Prompt:
Show all lines from the listing below that contain "SAYS".

Records:
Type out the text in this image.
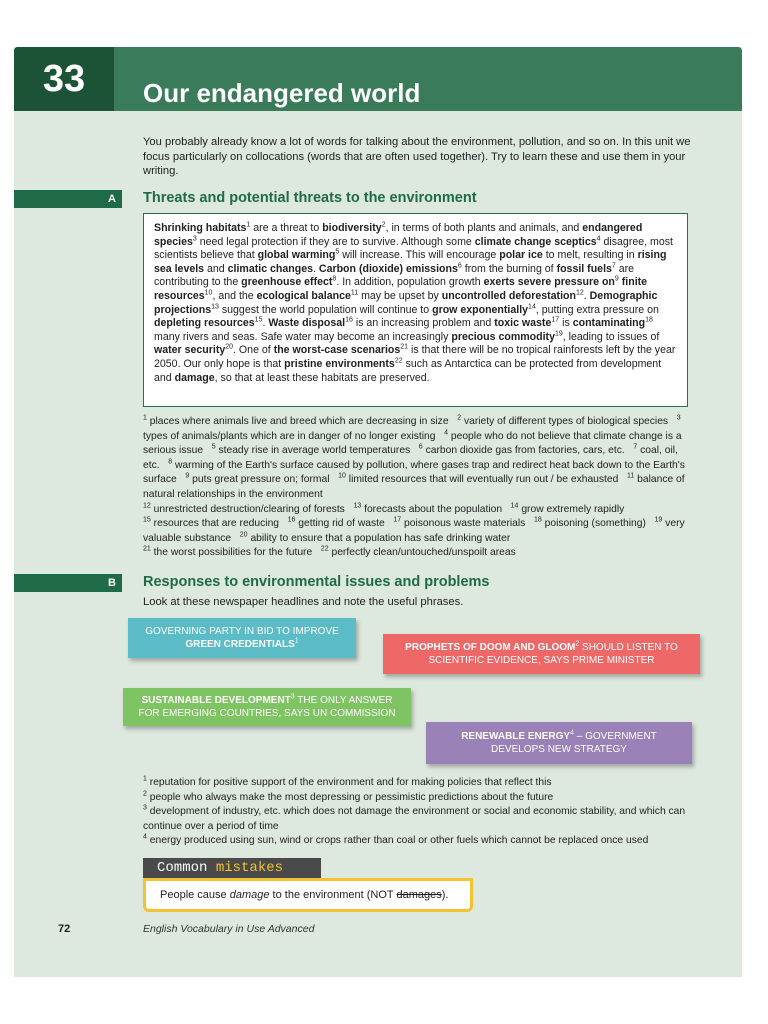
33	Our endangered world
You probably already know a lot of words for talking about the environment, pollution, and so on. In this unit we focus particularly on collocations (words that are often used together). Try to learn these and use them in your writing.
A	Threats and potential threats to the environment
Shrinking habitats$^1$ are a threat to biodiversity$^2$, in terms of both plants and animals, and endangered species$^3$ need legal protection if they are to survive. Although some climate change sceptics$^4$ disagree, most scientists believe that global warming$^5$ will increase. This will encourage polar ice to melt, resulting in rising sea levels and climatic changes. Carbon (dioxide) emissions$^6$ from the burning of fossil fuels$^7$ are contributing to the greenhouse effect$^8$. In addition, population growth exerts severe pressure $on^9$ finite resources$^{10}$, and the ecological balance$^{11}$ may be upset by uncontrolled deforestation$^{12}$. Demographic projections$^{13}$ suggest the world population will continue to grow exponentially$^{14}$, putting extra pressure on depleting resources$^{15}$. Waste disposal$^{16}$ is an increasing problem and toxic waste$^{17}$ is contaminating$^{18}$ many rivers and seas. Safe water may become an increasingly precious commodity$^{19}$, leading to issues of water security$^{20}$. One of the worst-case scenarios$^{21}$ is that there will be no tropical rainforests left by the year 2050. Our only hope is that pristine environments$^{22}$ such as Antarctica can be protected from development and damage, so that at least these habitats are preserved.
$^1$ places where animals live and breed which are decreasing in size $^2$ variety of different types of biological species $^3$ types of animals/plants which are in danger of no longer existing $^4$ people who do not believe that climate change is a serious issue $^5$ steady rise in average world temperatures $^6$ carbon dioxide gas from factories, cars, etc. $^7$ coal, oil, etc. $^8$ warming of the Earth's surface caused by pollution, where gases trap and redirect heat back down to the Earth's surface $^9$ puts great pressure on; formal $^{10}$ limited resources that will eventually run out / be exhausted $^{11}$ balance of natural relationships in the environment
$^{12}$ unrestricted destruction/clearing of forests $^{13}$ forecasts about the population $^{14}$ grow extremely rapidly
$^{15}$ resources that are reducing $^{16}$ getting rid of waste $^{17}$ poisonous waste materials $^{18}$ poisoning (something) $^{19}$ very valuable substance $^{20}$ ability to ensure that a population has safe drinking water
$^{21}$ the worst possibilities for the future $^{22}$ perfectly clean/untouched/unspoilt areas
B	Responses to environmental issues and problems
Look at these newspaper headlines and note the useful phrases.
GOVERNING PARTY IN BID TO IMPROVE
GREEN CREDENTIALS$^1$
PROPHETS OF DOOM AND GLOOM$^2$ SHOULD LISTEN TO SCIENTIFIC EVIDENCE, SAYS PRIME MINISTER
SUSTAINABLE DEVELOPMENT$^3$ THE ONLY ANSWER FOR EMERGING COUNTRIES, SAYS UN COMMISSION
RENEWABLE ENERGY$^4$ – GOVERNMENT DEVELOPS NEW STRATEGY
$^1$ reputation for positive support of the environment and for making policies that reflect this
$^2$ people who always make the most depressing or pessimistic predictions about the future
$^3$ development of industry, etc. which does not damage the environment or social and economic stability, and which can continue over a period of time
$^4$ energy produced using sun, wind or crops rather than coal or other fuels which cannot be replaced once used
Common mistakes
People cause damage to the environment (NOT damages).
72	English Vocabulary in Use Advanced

==

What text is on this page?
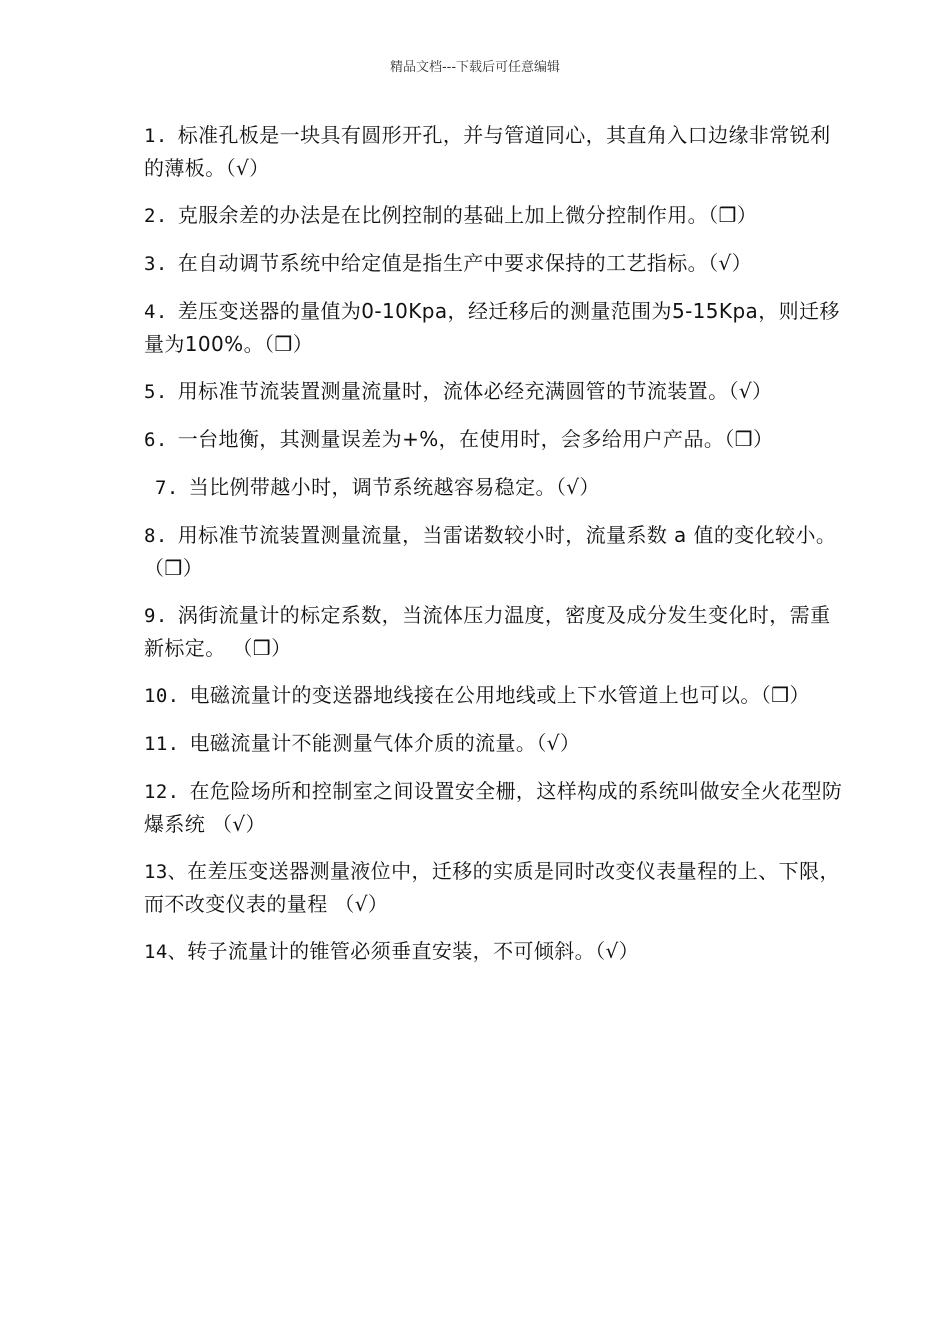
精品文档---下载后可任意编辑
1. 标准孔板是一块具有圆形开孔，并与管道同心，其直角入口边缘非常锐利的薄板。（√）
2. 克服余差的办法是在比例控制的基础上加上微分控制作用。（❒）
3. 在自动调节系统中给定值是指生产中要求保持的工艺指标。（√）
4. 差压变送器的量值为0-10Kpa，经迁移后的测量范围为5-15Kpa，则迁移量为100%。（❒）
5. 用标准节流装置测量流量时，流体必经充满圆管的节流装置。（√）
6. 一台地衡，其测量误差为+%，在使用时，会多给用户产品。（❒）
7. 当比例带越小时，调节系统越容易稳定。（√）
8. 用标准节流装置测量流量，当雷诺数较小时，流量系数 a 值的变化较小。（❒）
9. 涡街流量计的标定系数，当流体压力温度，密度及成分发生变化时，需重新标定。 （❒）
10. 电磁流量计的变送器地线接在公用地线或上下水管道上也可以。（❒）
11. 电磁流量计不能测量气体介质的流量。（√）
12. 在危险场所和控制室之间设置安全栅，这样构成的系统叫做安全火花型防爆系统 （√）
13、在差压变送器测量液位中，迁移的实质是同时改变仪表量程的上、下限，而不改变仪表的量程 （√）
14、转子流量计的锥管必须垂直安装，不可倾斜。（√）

Problem solution:
PROPHETS OF DOOM AND GLOOM$^2$ SHOULD LISTEN TO SCIENTIFIC EVIDENCE, SAYS PRIME MINISTER
SUSTAINABLE DEVELOPMENT$^3$ THE ONLY ANSWER FOR EMERGING COUNTRIES, SAYS UN COMMISSION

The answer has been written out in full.